## GIVEN PROBLEM
Give an exact transcription of every line, dropping the images.

_ _ _ _ _ _ _

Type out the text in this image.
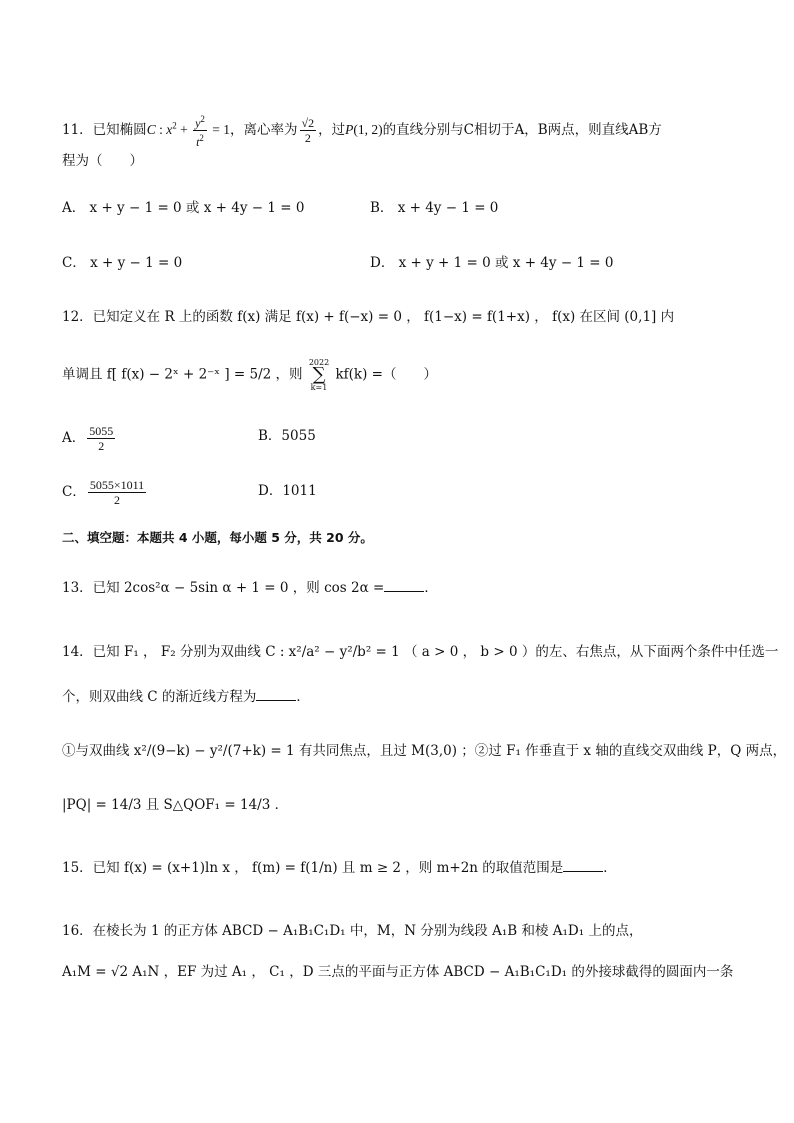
11．已知椭圆C : $x^2 + \frac{y^2}{t^2} = 1$，离心率为 $\frac{√2}{2}$ ，过P(1, 2)的直线分别与C相切于A，B两点，则直线AB方
程为（　　）
A． x + y − 1 = 0 或 x + 4y − 1 = 0	B． x + 4y − 1 = 0
C． x + y − 1 = 0	D． x + y + 1 = 0 或 x + 4y − 1 = 0
12．已知定义在 R 上的函数 f(x) 满足 f(x) + f(−x) = 0 ， f(1−x) = f(1+x) ， f(x) 在区间 (0,1] 内
单调且 f[ f(x) − 2ˣ + 2⁻ˣ ] = 5/2 ，则 2022
∑
k=1 kf(k) =（　　）
A． $\frac{5055}{2}$	B．5055
C． $\frac{5055\times 1011}{2}$	D．1011
二、填空题：本题共 4 小题，每小题 5 分，共 20 分。
13．已知 2cos²α − 5sin α + 1 = 0 ，则 cos 2α =	．
14．已知 F₁ ， F₂ 分别为双曲线 C : x²/a² − y²/b² = 1 （ a > 0 ， b > 0 ）的左、右焦点，从下面两个条件中任选一
个，则双曲线 C 的渐近线方程为	．
①与双曲线 x²/(9−k) − y²/(7+k) = 1 有共同焦点，且过 M(3,0) ；②过 F₁ 作垂直于 x 轴的直线交双曲线 P，Q 两点，
|PQ| = 14/3 且 S△QOF₁ = 14/3 ．
15．已知 f(x) = (x+1)ln x ， f(m) = f(1/n) 且 m ≥ 2 ，则 m+2n 的取值范围是	．
16．在棱长为 1 的正方体 ABCD − A₁B₁C₁D₁ 中，M，N 分别为线段 A₁B 和棱 A₁D₁ 上的点，
A₁M = √2 A₁N ，EF 为过 A₁ ， C₁ ，D 三点的平面与正方体 ABCD − A₁B₁C₁D₁ 的外接球截得的圆面内一条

_ _ _ _ _ _ _

## EXERCISE SOLUTION
Type out the text in this image.
11．已知椭圆C : $x^2 + \frac{y^2}{t^2} = 1$，离心率为 $\frac{√2}{2}$ ，过P(1, 2)的直线分别与C相切于A，B两点，则直线AB方
程为（　　）
A． x + y − 1 = 0 或 x + 4y − 1 = 0	B． x + 4y − 1 = 0
C． x + y − 1 = 0	D． x + y + 1 = 0 或 x + 4y − 1 = 0
12．已知定义在 R 上的函数 f(x) 满足 f(x) + f(−x) = 0 ， f(1−x) = f(1+x) ， f(x) 在区间 (0,1] 内
单调且 f[ f(x) − 2ˣ + 2⁻ˣ ] = 5/2 ，则 2022
∑
k=1 kf(k) =（　　）
A． $\frac{5055}{2}$	B．5055
C． $\frac{5055\times 1011}{2}$	D．1011
二、填空题：本题共 4 小题，每小题 5 分，共 20 分。
13．已知 2cos²α − 5sin α + 1 = 0 ，则 cos 2α =	．
14．已知 F₁ ， F₂ 分别为双曲线 C : x²/a² − y²/b² = 1 （ a > 0 ， b > 0 ）的左、右焦点，从下面两个条件中任选一
个，则双曲线 C 的渐近线方程为	．
①与双曲线 x²/(9−k) − y²/(7+k) = 1 有共同焦点，且过 M(3,0) ；②过 F₁ 作垂直于 x 轴的直线交双曲线 P，Q 两点，
|PQ| = 14/3 且 S△QOF₁ = 14/3 ．
15．已知 f(x) = (x+1)ln x ， f(m) = f(1/n) 且 m ≥ 2 ，则 m+2n 的取值范围是	．
16．在棱长为 1 的正方体 ABCD − A₁B₁C₁D₁ 中，M，N 分别为线段 A₁B 和棱 A₁D₁ 上的点，
A₁M = √2 A₁N ，EF 为过 A₁ ， C₁ ，D 三点的平面与正方体 ABCD − A₁B₁C₁D₁ 的外接球截得的圆面内一条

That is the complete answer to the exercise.